** begin Records shown **
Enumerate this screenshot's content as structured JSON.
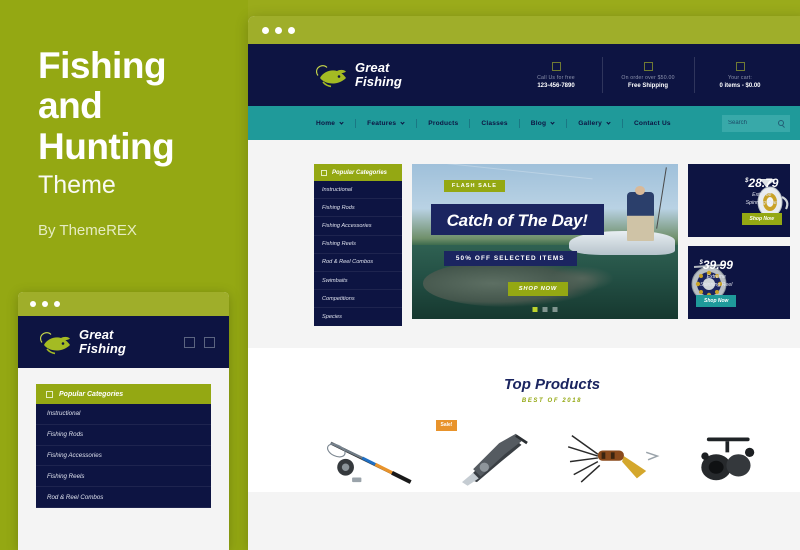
{
  "promo": {
    "title_line1": "Fishing",
    "title_line2": "and",
    "title_line3": "Hunting",
    "subtitle": "Theme",
    "author": "By ThemeREX",
    "bg_color": "#94a813"
  },
  "window": {
    "titlebar_color": "#9fae2a",
    "dot_count": 3
  },
  "site": {
    "logo": {
      "name": "Great Fishing",
      "line1": "Great",
      "line2": "Fishing",
      "icon": "fish-logo-icon"
    },
    "header_info": [
      {
        "icon": "phone-icon",
        "top": "Call Us for free",
        "bottom": "123-456-7890"
      },
      {
        "icon": "truck-icon",
        "top": "On order over $50.00",
        "bottom": "Free Shipping"
      },
      {
        "icon": "cart-icon",
        "top": "Your cart:",
        "bottom": "0 items - $0.00"
      }
    ],
    "nav": [
      {
        "label": "Home",
        "has_dropdown": true,
        "active": true
      },
      {
        "label": "Features",
        "has_dropdown": true,
        "active": false
      },
      {
        "label": "Products",
        "has_dropdown": false,
        "active": false
      },
      {
        "label": "Classes",
        "has_dropdown": false,
        "active": false
      },
      {
        "label": "Blog",
        "has_dropdown": true,
        "active": false
      },
      {
        "label": "Gallery",
        "has_dropdown": true,
        "active": false
      },
      {
        "label": "Contact Us",
        "has_dropdown": false,
        "active": false
      }
    ],
    "search": {
      "placeholder": "Search",
      "icon": "search-icon"
    },
    "nav_bg": "#1f9a9a",
    "header_bg": "#0d1442"
  },
  "categories_widget": {
    "title": "Popular Categories",
    "icon": "list-icon",
    "items": [
      "Instructional",
      "Fishing Rods",
      "Fishing Accessories",
      "Fishing Reels",
      "Rod & Reel Combos",
      "Swimbaits",
      "Competitions",
      "Species"
    ]
  },
  "hero": {
    "badge": "FLASH SALE",
    "title": "Catch of The Day!",
    "subtitle": "50% OFF SELECTED ITEMS",
    "cta": "SHOP NOW",
    "slide_count": 3,
    "active_slide": 1
  },
  "promo_cards": [
    {
      "price": "28.79",
      "currency": "$",
      "desc_line1": "Extreme",
      "desc_line2": "Spinning Reel",
      "button": "Shop Now",
      "button_color": "#94a813",
      "image_side": "right",
      "icon": "spinning-reel-icon"
    },
    {
      "price": "39.99",
      "currency": "$",
      "desc_line1": "Extreme",
      "desc_line2": "Spinning Reel",
      "button": "Shop Now",
      "button_color": "#1f9a9a",
      "image_side": "left",
      "icon": "fly-reel-icon"
    }
  ],
  "top_products": {
    "title": "Top Products",
    "subtitle": "BEST OF 2018",
    "items": [
      {
        "icon": "fishing-rod-icon",
        "badge": ""
      },
      {
        "icon": "pliers-icon",
        "badge": "Sale!"
      },
      {
        "icon": "fishing-lure-icon",
        "badge": ""
      },
      {
        "icon": "fishing-reel-icon",
        "badge": ""
      }
    ]
  },
  "tablet": {
    "icons": [
      "menu-icon",
      "cart-icon"
    ]
  }
}
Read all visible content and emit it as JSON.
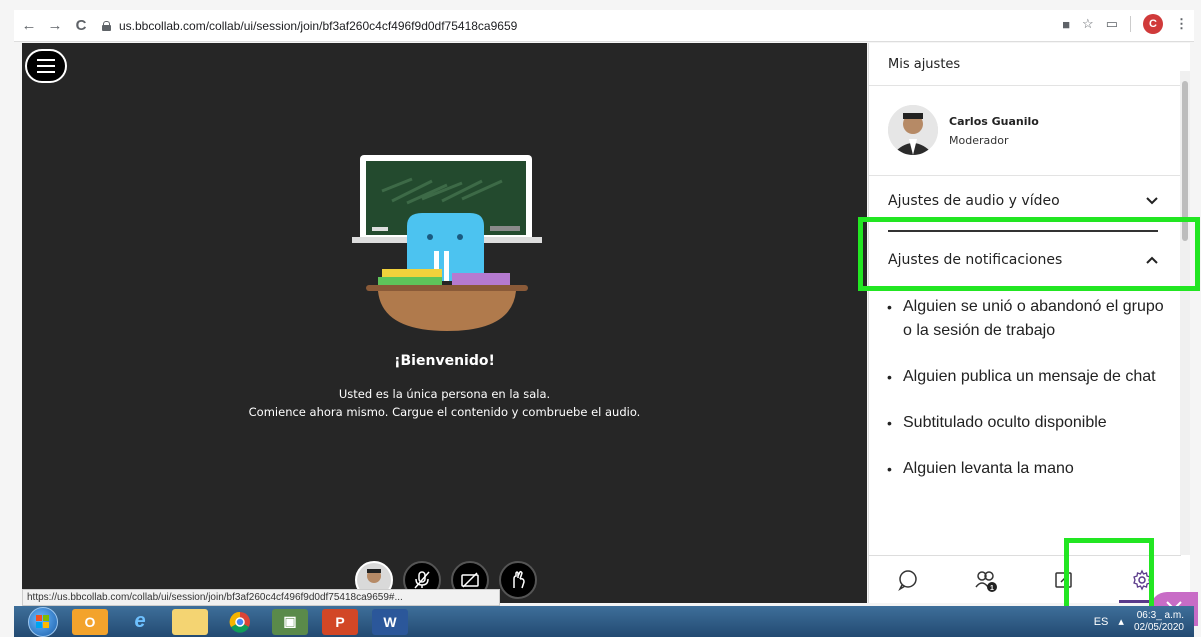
{
  "browser": {
    "url": "us.bbcollab.com/collab/ui/session/join/bf3af260c4cf496f9d0df75418ca9659",
    "profile_initial": "C",
    "status_url": "https://us.bbcollab.com/collab/ui/session/join/bf3af260c4cf496f9d0df75418ca9659#..."
  },
  "stage": {
    "welcome_title": "¡Bienvenido!",
    "welcome_line1": "Usted es la única persona en la sala.",
    "welcome_line2": "Comience ahora mismo. Cargue el contenido y combruebe el audio."
  },
  "panel": {
    "title": "Mis ajustes",
    "user_name": "Carlos Guanilo",
    "user_role": "Moderador",
    "audio_video_label": "Ajustes de audio y vídeo",
    "notifications_label": "Ajustes de notificaciones",
    "notifications": [
      "Alguien se unió o abandonó el grupo o la sesión de trabajo",
      "Alguien publica un mensaje de chat",
      "Subtitulado oculto disponible",
      "Alguien levanta la mano"
    ],
    "participants_badge": "1"
  },
  "taskbar": {
    "language": "ES",
    "time": "06:3_ a.m.",
    "date": "02/05/2020"
  },
  "colors": {
    "highlight": "#22e622",
    "stage_bg": "#262626",
    "accent_purple": "#5a3a8a",
    "close_pill": "#c86cc6"
  }
}
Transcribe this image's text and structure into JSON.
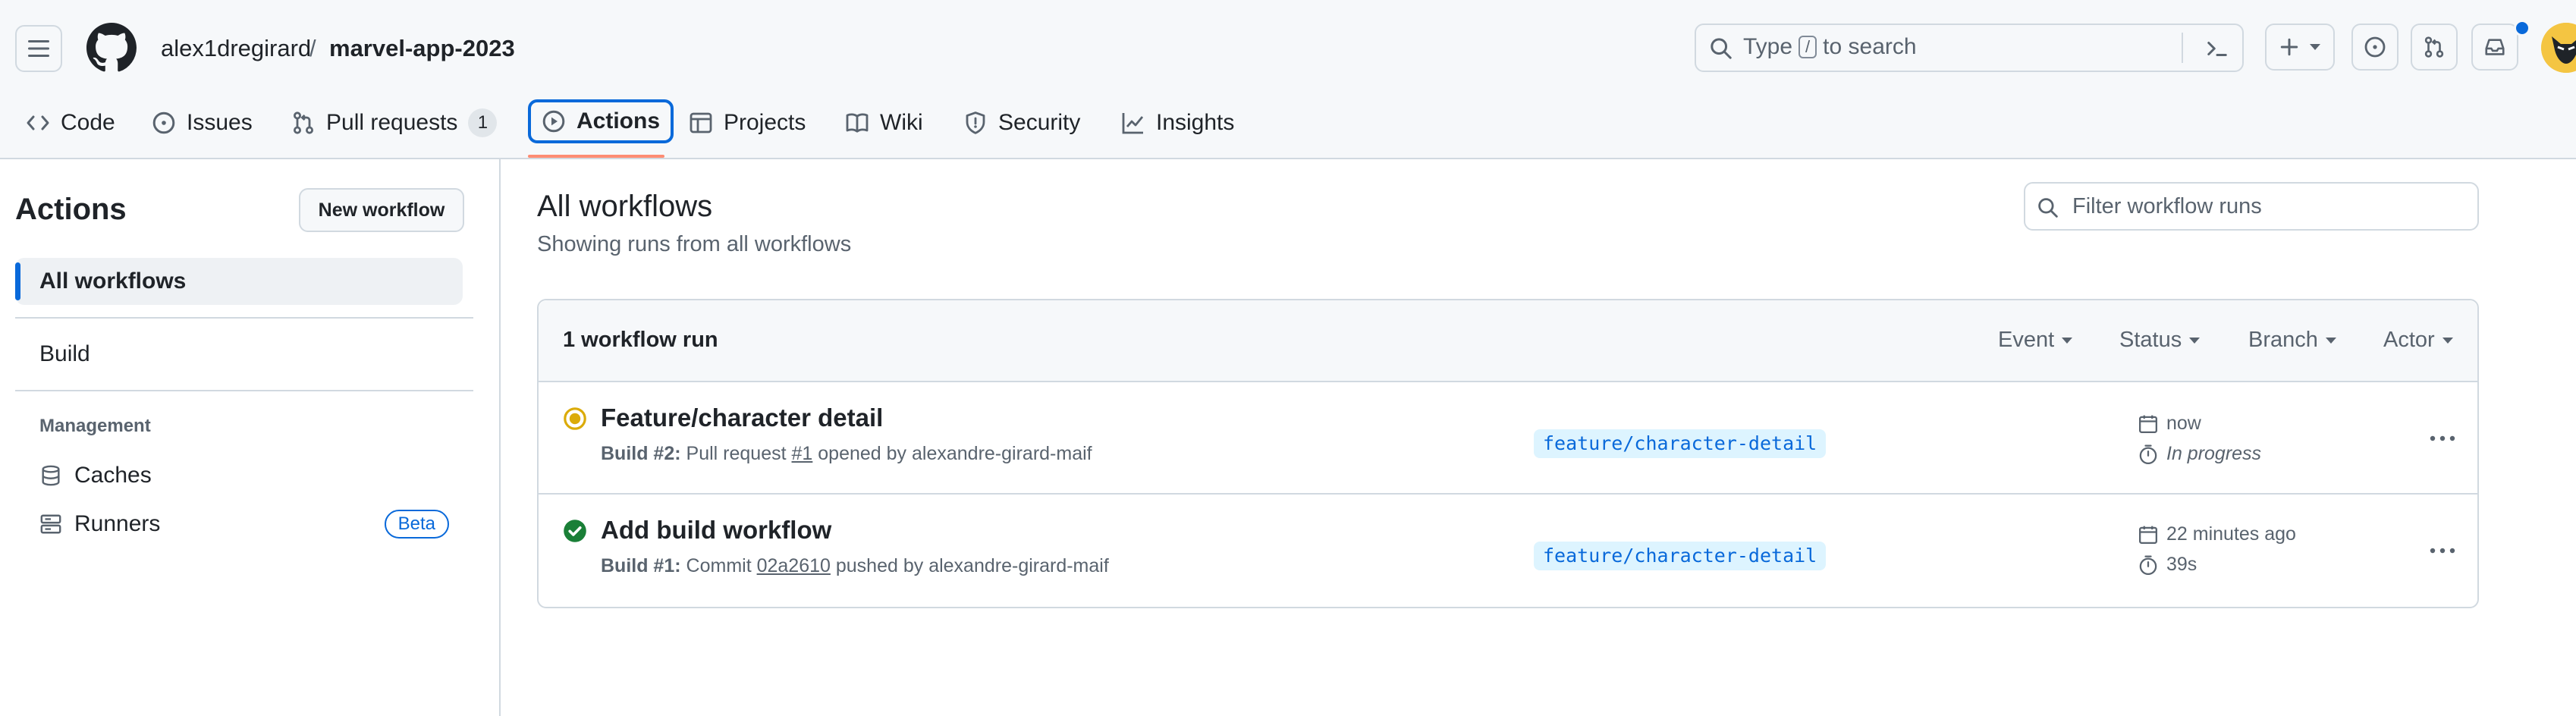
{
  "header": {
    "owner": "alex1dregirard",
    "separator": "/",
    "repo": "marvel-app-2023",
    "search": {
      "prefix": "Type",
      "key": "/",
      "suffix": "to search"
    }
  },
  "tabs": [
    {
      "label": "Code",
      "icon": "code-icon"
    },
    {
      "label": "Issues",
      "icon": "issue-icon"
    },
    {
      "label": "Pull requests",
      "icon": "pull-request-icon",
      "count": "1"
    },
    {
      "label": "Actions",
      "icon": "play-icon",
      "active": true
    },
    {
      "label": "Projects",
      "icon": "table-icon"
    },
    {
      "label": "Wiki",
      "icon": "book-icon"
    },
    {
      "label": "Security",
      "icon": "shield-icon"
    },
    {
      "label": "Insights",
      "icon": "graph-icon"
    }
  ],
  "sidebar": {
    "title": "Actions",
    "new_workflow": "New workflow",
    "items": [
      "All workflows",
      "Build"
    ],
    "management_label": "Management",
    "management": [
      {
        "label": "Caches",
        "icon": "database-icon"
      },
      {
        "label": "Runners",
        "icon": "server-icon",
        "badge": "Beta"
      }
    ]
  },
  "main": {
    "title": "All workflows",
    "subtitle": "Showing runs from all workflows",
    "filter_placeholder": "Filter workflow runs",
    "run_count": "1 workflow run",
    "filters": [
      "Event",
      "Status",
      "Branch",
      "Actor"
    ],
    "runs": [
      {
        "title": "Feature/character detail",
        "status": "in-progress",
        "meta_build": "Build #2:",
        "meta_a": "Pull request",
        "meta_ref": "#1",
        "meta_b": "opened by alexandre-girard-maif",
        "branch": "feature/character-detail",
        "date": "now",
        "duration": "In progress"
      },
      {
        "title": "Add build workflow",
        "status": "success",
        "meta_build": "Build #1:",
        "meta_a": "Commit",
        "meta_ref": "02a2610",
        "meta_b": "pushed by alexandre-girard-maif",
        "branch": "feature/character-detail",
        "date": "22 minutes ago",
        "duration": "39s"
      }
    ]
  },
  "colors": {
    "accent": "#0969da",
    "success": "#1a7f37",
    "in_progress": "#dbab09",
    "tab_underline": "#fd8c73"
  }
}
** end Records shown **
Output all the records, word for word, with no pictures in the copy.

== Full answer ==
Enumerate this screenshot's content as structured JSON.
{
  "promo": {
    "title_line1": "Fishing",
    "title_line2": "and",
    "title_line3": "Hunting",
    "subtitle": "Theme",
    "author": "By ThemeREX",
    "bg_color": "#94a813"
  },
  "window": {
    "titlebar_color": "#9fae2a",
    "dot_count": 3
  },
  "site": {
    "logo": {
      "name": "Great Fishing",
      "line1": "Great",
      "line2": "Fishing",
      "icon": "fish-logo-icon"
    },
    "header_info": [
      {
        "icon": "phone-icon",
        "top": "Call Us for free",
        "bottom": "123-456-7890"
      },
      {
        "icon": "truck-icon",
        "top": "On order over $50.00",
        "bottom": "Free Shipping"
      },
      {
        "icon": "cart-icon",
        "top": "Your cart:",
        "bottom": "0 items - $0.00"
      }
    ],
    "nav": [
      {
        "label": "Home",
        "has_dropdown": true,
        "active": true
      },
      {
        "label": "Features",
        "has_dropdown": true,
        "active": false
      },
      {
        "label": "Products",
        "has_dropdown": false,
        "active": false
      },
      {
        "label": "Classes",
        "has_dropdown": false,
        "active": false
      },
      {
        "label": "Blog",
        "has_dropdown": true,
        "active": false
      },
      {
        "label": "Gallery",
        "has_dropdown": true,
        "active": false
      },
      {
        "label": "Contact Us",
        "has_dropdown": false,
        "active": false
      }
    ],
    "search": {
      "placeholder": "Search",
      "icon": "search-icon"
    },
    "nav_bg": "#1f9a9a",
    "header_bg": "#0d1442"
  },
  "categories_widget": {
    "title": "Popular Categories",
    "icon": "list-icon",
    "items": [
      "Instructional",
      "Fishing Rods",
      "Fishing Accessories",
      "Fishing Reels",
      "Rod & Reel Combos",
      "Swimbaits",
      "Competitions",
      "Species"
    ]
  },
  "hero": {
    "badge": "FLASH SALE",
    "title": "Catch of The Day!",
    "subtitle": "50% OFF SELECTED ITEMS",
    "cta": "SHOP NOW",
    "slide_count": 3,
    "active_slide": 1
  },
  "promo_cards": [
    {
      "price": "28.79",
      "currency": "$",
      "desc_line1": "Extreme",
      "desc_line2": "Spinning Reel",
      "button": "Shop Now",
      "button_color": "#94a813",
      "image_side": "right",
      "icon": "spinning-reel-icon"
    },
    {
      "price": "39.99",
      "currency": "$",
      "desc_line1": "Extreme",
      "desc_line2": "Spinning Reel",
      "button": "Shop Now",
      "button_color": "#1f9a9a",
      "image_side": "left",
      "icon": "fly-reel-icon"
    }
  ],
  "top_products": {
    "title": "Top Products",
    "subtitle": "BEST OF 2018",
    "items": [
      {
        "icon": "fishing-rod-icon",
        "badge": ""
      },
      {
        "icon": "pliers-icon",
        "badge": "Sale!"
      },
      {
        "icon": "fishing-lure-icon",
        "badge": ""
      },
      {
        "icon": "fishing-reel-icon",
        "badge": ""
      }
    ]
  },
  "tablet": {
    "icons": [
      "menu-icon",
      "cart-icon"
    ]
  }
}
Read all visible content and emit it as JSON.
{
  "browser": {
    "url": "us.bbcollab.com/collab/ui/session/join/bf3af260c4cf496f9d0df75418ca9659",
    "profile_initial": "C",
    "status_url": "https://us.bbcollab.com/collab/ui/session/join/bf3af260c4cf496f9d0df75418ca9659#..."
  },
  "stage": {
    "welcome_title": "¡Bienvenido!",
    "welcome_line1": "Usted es la única persona en la sala.",
    "welcome_line2": "Comience ahora mismo. Cargue el contenido y combruebe el audio."
  },
  "panel": {
    "title": "Mis ajustes",
    "user_name": "Carlos Guanilo",
    "user_role": "Moderador",
    "audio_video_label": "Ajustes de audio y vídeo",
    "notifications_label": "Ajustes de notificaciones",
    "notifications": [
      "Alguien se unió o abandonó el grupo o la sesión de trabajo",
      "Alguien publica un mensaje de chat",
      "Subtitulado oculto disponible",
      "Alguien levanta la mano"
    ],
    "participants_badge": "1"
  },
  "taskbar": {
    "language": "ES",
    "time": "06:3_ a.m.",
    "date": "02/05/2020"
  },
  "colors": {
    "highlight": "#22e622",
    "stage_bg": "#262626",
    "accent_purple": "#5a3a8a",
    "close_pill": "#c86cc6"
  }
}
Transcribe this image's text and structure into JSON.
{
  "header": {
    "owner": "alex1dregirard",
    "separator": "/",
    "repo": "marvel-app-2023",
    "search": {
      "prefix": "Type",
      "key": "/",
      "suffix": "to search"
    }
  },
  "tabs": [
    {
      "label": "Code",
      "icon": "code-icon"
    },
    {
      "label": "Issues",
      "icon": "issue-icon"
    },
    {
      "label": "Pull requests",
      "icon": "pull-request-icon",
      "count": "1"
    },
    {
      "label": "Actions",
      "icon": "play-icon",
      "active": true
    },
    {
      "label": "Projects",
      "icon": "table-icon"
    },
    {
      "label": "Wiki",
      "icon": "book-icon"
    },
    {
      "label": "Security",
      "icon": "shield-icon"
    },
    {
      "label": "Insights",
      "icon": "graph-icon"
    }
  ],
  "sidebar": {
    "title": "Actions",
    "new_workflow": "New workflow",
    "items": [
      "All workflows",
      "Build"
    ],
    "management_label": "Management",
    "management": [
      {
        "label": "Caches",
        "icon": "database-icon"
      },
      {
        "label": "Runners",
        "icon": "server-icon",
        "badge": "Beta"
      }
    ]
  },
  "main": {
    "title": "All workflows",
    "subtitle": "Showing runs from all workflows",
    "filter_placeholder": "Filter workflow runs",
    "run_count": "1 workflow run",
    "filters": [
      "Event",
      "Status",
      "Branch",
      "Actor"
    ],
    "runs": [
      {
        "title": "Feature/character detail",
        "status": "in-progress",
        "meta_build": "Build #2:",
        "meta_a": "Pull request",
        "meta_ref": "#1",
        "meta_b": "opened by alexandre-girard-maif",
        "branch": "feature/character-detail",
        "date": "now",
        "duration": "In progress"
      },
      {
        "title": "Add build workflow",
        "status": "success",
        "meta_build": "Build #1:",
        "meta_a": "Commit",
        "meta_ref": "02a2610",
        "meta_b": "pushed by alexandre-girard-maif",
        "branch": "feature/character-detail",
        "date": "22 minutes ago",
        "duration": "39s"
      }
    ]
  },
  "colors": {
    "accent": "#0969da",
    "success": "#1a7f37",
    "in_progress": "#dbab09",
    "tab_underline": "#fd8c73"
  }
}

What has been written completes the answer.